Go through each line of the records below and count those with the word "sigma"; give only the total.

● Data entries
★ ★ ★ ★ ★

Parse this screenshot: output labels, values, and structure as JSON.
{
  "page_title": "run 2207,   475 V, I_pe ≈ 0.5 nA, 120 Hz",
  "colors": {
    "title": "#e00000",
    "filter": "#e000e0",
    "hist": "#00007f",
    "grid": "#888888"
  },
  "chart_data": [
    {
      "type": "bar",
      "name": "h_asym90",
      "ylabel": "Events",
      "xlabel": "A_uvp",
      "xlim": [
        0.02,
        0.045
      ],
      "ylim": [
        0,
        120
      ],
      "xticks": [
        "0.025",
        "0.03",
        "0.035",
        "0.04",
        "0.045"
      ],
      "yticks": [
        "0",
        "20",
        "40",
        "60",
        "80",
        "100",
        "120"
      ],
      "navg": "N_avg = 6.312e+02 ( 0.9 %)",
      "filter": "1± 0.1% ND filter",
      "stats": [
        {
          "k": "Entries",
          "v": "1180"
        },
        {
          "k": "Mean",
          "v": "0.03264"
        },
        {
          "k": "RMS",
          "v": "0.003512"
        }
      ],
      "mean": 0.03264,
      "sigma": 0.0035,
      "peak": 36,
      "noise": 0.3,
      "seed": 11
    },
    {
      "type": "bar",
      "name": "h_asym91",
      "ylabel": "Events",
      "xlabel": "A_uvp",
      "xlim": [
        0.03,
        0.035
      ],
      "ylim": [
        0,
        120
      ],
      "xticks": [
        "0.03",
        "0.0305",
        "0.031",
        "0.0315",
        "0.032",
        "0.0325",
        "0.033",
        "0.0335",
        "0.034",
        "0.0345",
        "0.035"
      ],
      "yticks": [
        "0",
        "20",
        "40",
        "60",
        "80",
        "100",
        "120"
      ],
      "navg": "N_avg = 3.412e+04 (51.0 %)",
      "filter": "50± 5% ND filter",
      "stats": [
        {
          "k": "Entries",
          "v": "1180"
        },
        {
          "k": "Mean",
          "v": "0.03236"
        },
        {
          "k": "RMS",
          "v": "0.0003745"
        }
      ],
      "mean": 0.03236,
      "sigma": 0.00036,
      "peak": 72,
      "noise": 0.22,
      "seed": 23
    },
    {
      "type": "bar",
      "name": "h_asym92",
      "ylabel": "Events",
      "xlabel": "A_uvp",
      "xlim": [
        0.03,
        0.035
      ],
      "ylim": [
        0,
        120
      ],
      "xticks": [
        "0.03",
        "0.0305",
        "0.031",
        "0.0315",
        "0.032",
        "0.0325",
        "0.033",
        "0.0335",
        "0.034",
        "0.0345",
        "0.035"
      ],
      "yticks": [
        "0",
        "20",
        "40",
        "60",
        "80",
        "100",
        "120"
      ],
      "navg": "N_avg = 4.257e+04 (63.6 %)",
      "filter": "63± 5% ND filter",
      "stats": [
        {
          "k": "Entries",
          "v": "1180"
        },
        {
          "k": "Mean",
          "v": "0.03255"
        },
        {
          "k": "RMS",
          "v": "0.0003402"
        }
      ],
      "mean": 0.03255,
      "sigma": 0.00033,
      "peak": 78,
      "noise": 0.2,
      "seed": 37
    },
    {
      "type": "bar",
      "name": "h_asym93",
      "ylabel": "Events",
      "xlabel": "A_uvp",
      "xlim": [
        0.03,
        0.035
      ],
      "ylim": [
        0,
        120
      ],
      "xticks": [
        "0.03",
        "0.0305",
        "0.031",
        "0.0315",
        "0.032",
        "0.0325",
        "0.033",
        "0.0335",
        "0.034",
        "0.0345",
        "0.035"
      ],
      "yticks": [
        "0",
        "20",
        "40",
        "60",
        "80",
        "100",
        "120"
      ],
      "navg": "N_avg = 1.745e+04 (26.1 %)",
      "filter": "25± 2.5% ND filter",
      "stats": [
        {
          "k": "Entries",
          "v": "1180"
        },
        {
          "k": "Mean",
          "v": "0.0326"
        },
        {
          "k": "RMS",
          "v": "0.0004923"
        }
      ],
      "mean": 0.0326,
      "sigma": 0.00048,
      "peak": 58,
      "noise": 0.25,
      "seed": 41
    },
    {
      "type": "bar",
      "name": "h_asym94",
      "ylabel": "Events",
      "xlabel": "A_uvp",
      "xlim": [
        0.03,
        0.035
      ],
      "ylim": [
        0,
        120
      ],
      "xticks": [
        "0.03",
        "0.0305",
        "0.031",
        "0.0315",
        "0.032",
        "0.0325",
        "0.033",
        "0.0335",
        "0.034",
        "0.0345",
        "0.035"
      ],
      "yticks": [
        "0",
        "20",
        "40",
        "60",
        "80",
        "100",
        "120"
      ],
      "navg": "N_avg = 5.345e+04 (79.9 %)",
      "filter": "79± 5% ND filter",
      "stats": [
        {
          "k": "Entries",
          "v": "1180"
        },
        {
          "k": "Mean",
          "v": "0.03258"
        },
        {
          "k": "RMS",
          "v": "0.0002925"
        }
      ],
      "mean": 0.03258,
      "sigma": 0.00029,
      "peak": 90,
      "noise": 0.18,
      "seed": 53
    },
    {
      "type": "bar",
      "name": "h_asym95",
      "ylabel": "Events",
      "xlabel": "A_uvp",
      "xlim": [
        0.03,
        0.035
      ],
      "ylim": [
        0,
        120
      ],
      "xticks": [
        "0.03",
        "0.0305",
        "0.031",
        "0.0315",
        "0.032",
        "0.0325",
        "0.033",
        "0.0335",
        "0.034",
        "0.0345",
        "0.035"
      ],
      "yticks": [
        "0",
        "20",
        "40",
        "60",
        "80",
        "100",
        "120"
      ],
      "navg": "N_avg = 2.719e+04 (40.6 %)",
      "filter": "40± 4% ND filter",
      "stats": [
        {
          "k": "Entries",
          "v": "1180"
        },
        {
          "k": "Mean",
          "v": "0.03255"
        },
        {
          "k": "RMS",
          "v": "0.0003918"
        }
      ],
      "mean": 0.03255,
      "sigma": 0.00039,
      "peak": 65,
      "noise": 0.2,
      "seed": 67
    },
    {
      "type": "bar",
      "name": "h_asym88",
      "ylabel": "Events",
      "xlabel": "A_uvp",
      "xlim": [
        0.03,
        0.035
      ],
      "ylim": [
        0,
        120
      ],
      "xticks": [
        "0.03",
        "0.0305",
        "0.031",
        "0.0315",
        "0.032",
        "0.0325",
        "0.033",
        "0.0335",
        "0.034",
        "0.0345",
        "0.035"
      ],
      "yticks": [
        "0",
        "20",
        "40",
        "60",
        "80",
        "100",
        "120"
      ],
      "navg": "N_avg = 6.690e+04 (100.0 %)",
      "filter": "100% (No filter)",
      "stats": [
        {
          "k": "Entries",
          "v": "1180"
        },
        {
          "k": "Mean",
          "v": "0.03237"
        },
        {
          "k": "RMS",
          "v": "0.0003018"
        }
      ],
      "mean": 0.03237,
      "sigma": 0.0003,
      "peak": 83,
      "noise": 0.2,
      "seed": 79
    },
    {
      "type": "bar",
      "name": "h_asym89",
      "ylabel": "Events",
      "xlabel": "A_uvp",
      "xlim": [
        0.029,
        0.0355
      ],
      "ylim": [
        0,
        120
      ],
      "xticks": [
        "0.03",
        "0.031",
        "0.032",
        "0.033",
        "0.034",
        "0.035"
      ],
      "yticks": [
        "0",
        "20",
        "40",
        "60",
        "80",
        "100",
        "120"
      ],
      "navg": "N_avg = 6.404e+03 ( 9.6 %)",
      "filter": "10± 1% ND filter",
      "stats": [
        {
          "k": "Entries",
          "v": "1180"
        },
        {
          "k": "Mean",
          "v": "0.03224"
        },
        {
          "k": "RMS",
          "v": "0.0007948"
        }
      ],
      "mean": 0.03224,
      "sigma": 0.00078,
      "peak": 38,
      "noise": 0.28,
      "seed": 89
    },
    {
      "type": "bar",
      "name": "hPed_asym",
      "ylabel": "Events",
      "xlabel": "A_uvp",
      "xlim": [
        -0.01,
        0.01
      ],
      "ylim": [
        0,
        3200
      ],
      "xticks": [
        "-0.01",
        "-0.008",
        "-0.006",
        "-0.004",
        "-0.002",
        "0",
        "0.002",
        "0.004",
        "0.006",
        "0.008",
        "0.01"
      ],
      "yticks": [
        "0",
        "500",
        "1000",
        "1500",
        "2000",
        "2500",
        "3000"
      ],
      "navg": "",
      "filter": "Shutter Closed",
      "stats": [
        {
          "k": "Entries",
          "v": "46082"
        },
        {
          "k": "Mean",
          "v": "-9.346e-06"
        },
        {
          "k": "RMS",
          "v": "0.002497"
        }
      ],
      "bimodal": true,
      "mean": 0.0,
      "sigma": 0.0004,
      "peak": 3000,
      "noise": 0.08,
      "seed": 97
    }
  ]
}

★ ★ ★ ★ ★

● Solution to this exercise
9